> Exercise goal
Transcribe each line of the material as it is, and drop any picture.
## start Provided entries
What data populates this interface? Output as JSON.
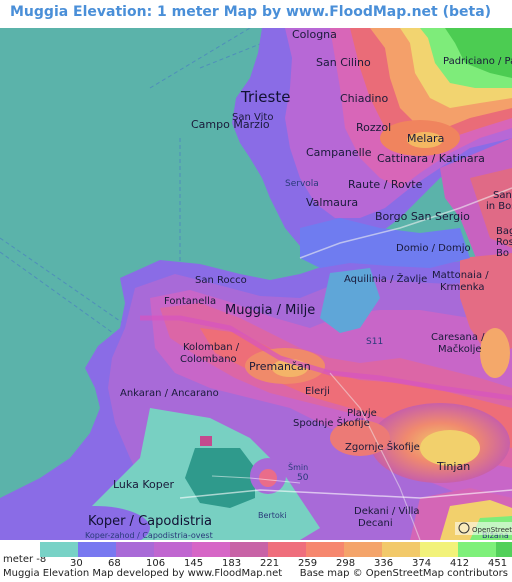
{
  "title": "Muggia Elevation: 1 meter Map by www.FloodMap.net (beta)",
  "map": {
    "labels": {
      "cologna": "Cologna",
      "san_cilino": "San Cilino",
      "padriciano": "Padriciano / Padriče",
      "trieste": "Trieste",
      "campo_marzio": "Campo Marzio",
      "san_vito": "San Vito",
      "chiadino": "Chiadino",
      "rozzol": "Rozzol",
      "melara": "Melara",
      "campanelle": "Campanelle",
      "cattinara": "Cattinara / Katinara",
      "servola": "Servola",
      "raute": "Raute / Rovte",
      "valmaura": "Valmaura",
      "san_bos": "San\nin Bos",
      "borgo_san_sergio": "Borgo San Sergio",
      "domio": "Domio / Domjo",
      "bag": "Bag\nRos\nBo",
      "san_rocco": "San Rocco",
      "aquilinia": "Aquilinia / Žavlje",
      "mattonaia": "Mattonaia /\nKrmenka",
      "fontanella": "Fontanella",
      "muggia": "Muggia / Milje",
      "kolomban": "Kolomban /\nColombano",
      "premancan": "Premančan",
      "caresana": "Caresana /\nMačkolje",
      "ankaran": "Ankaran / Ancarano",
      "elerji": "Elerji",
      "plavje": "Plavje",
      "spodnje": "Spodnje Škofije",
      "zgornje": "Zgornje Škofije",
      "tinjan": "Tinjan",
      "luka_koper": "Luka Koper",
      "smin": "Šmin",
      "road_50": "50",
      "road_s11": "S11",
      "bertoki": "Bertoki",
      "dekani": "Dekani / Villa\nDecani",
      "koper": "Koper / Capodistria",
      "koper_zahod": "Koper-zahod / Capodistria-ovest",
      "bizana": "Bižana",
      "osm_badge": "OpenStreetMap"
    }
  },
  "legend": {
    "unit_label": "meter",
    "min_label": "-8",
    "thresholds": [
      "30",
      "68",
      "106",
      "145",
      "183",
      "221",
      "259",
      "298",
      "336",
      "374",
      "412",
      "451"
    ],
    "colors": [
      "#78d2c6",
      "#7878f0",
      "#a96ad7",
      "#c066d0",
      "#d666c6",
      "#c863a6",
      "#ef6e7c",
      "#f6876e",
      "#f4a46a",
      "#f2c96a",
      "#f2f27a",
      "#7ef07a",
      "#52d05a"
    ]
  },
  "footer": {
    "left": "Muggia Elevation Map developed by www.FloodMap.net",
    "right": "Base map © OpenStreetMap contributors"
  }
}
## end Provided entries
> The reply
What data populates this interface? Output as JSON.
{
  "title": "Muggia Elevation: 1 meter Map by www.FloodMap.net (beta)",
  "map": {
    "labels": {
      "cologna": "Cologna",
      "san_cilino": "San Cilino",
      "padriciano": "Padriciano / Padriče",
      "trieste": "Trieste",
      "campo_marzio": "Campo Marzio",
      "san_vito": "San Vito",
      "chiadino": "Chiadino",
      "rozzol": "Rozzol",
      "melara": "Melara",
      "campanelle": "Campanelle",
      "cattinara": "Cattinara / Katinara",
      "servola": "Servola",
      "raute": "Raute / Rovte",
      "valmaura": "Valmaura",
      "san_bos": "San\nin Bos",
      "borgo_san_sergio": "Borgo San Sergio",
      "domio": "Domio / Domjo",
      "bag": "Bag\nRos\nBo",
      "san_rocco": "San Rocco",
      "aquilinia": "Aquilinia / Žavlje",
      "mattonaia": "Mattonaia /\nKrmenka",
      "fontanella": "Fontanella",
      "muggia": "Muggia / Milje",
      "kolomban": "Kolomban /\nColombano",
      "premancan": "Premančan",
      "caresana": "Caresana /\nMačkolje",
      "ankaran": "Ankaran / Ancarano",
      "elerji": "Elerji",
      "plavje": "Plavje",
      "spodnje": "Spodnje Škofije",
      "zgornje": "Zgornje Škofije",
      "tinjan": "Tinjan",
      "luka_koper": "Luka Koper",
      "smin": "Šmin",
      "road_50": "50",
      "road_s11": "S11",
      "bertoki": "Bertoki",
      "dekani": "Dekani / Villa\nDecani",
      "koper": "Koper / Capodistria",
      "koper_zahod": "Koper-zahod / Capodistria-ovest",
      "bizana": "Bižana",
      "osm_badge": "OpenStreetMap"
    }
  },
  "legend": {
    "unit_label": "meter",
    "min_label": "-8",
    "thresholds": [
      "30",
      "68",
      "106",
      "145",
      "183",
      "221",
      "259",
      "298",
      "336",
      "374",
      "412",
      "451"
    ],
    "colors": [
      "#78d2c6",
      "#7878f0",
      "#a96ad7",
      "#c066d0",
      "#d666c6",
      "#c863a6",
      "#ef6e7c",
      "#f6876e",
      "#f4a46a",
      "#f2c96a",
      "#f2f27a",
      "#7ef07a",
      "#52d05a"
    ]
  },
  "footer": {
    "left": "Muggia Elevation Map developed by www.FloodMap.net",
    "right": "Base map © OpenStreetMap contributors"
  }
}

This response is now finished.